Objective: Reproduce all the entries exactly.

== Provided data

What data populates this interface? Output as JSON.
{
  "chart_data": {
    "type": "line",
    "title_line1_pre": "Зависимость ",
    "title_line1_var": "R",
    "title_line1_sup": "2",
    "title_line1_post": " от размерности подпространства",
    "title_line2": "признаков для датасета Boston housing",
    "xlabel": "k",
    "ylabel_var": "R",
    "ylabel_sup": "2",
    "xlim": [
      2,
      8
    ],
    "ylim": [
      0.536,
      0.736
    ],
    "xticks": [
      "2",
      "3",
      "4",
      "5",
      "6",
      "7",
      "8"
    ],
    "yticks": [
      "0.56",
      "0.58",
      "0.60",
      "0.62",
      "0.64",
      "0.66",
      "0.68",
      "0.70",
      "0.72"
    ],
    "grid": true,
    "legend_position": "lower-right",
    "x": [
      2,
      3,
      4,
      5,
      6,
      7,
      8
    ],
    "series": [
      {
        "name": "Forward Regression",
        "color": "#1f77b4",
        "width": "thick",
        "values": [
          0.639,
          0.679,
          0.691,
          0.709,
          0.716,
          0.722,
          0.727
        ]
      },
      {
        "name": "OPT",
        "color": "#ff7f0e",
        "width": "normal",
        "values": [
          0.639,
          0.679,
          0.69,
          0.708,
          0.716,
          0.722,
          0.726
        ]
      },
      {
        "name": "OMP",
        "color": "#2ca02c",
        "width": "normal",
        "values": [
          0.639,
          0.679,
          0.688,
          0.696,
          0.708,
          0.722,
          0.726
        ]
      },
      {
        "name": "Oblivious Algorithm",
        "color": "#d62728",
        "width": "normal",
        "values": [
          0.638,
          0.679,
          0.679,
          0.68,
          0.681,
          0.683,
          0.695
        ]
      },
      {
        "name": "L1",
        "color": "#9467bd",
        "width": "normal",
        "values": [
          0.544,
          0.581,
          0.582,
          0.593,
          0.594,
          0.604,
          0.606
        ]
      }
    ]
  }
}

====

The output:
What data populates this interface? Output as JSON.
{
  "chart_data": {
    "type": "line",
    "title_line1_pre": "Зависимость ",
    "title_line1_var": "R",
    "title_line1_sup": "2",
    "title_line1_post": " от размерности подпространства",
    "title_line2": "признаков для датасета Boston housing",
    "xlabel": "k",
    "ylabel_var": "R",
    "ylabel_sup": "2",
    "xlim": [
      2,
      8
    ],
    "ylim": [
      0.536,
      0.736
    ],
    "xticks": [
      "2",
      "3",
      "4",
      "5",
      "6",
      "7",
      "8"
    ],
    "yticks": [
      "0.56",
      "0.58",
      "0.60",
      "0.62",
      "0.64",
      "0.66",
      "0.68",
      "0.70",
      "0.72"
    ],
    "grid": true,
    "legend_position": "lower-right",
    "x": [
      2,
      3,
      4,
      5,
      6,
      7,
      8
    ],
    "series": [
      {
        "name": "Forward Regression",
        "color": "#1f77b4",
        "width": "thick",
        "values": [
          0.639,
          0.679,
          0.691,
          0.709,
          0.716,
          0.722,
          0.727
        ]
      },
      {
        "name": "OPT",
        "color": "#ff7f0e",
        "width": "normal",
        "values": [
          0.639,
          0.679,
          0.69,
          0.708,
          0.716,
          0.722,
          0.726
        ]
      },
      {
        "name": "OMP",
        "color": "#2ca02c",
        "width": "normal",
        "values": [
          0.639,
          0.679,
          0.688,
          0.696,
          0.708,
          0.722,
          0.726
        ]
      },
      {
        "name": "Oblivious Algorithm",
        "color": "#d62728",
        "width": "normal",
        "values": [
          0.638,
          0.679,
          0.679,
          0.68,
          0.681,
          0.683,
          0.695
        ]
      },
      {
        "name": "L1",
        "color": "#9467bd",
        "width": "normal",
        "values": [
          0.544,
          0.581,
          0.582,
          0.593,
          0.594,
          0.604,
          0.606
        ]
      }
    ]
  }
}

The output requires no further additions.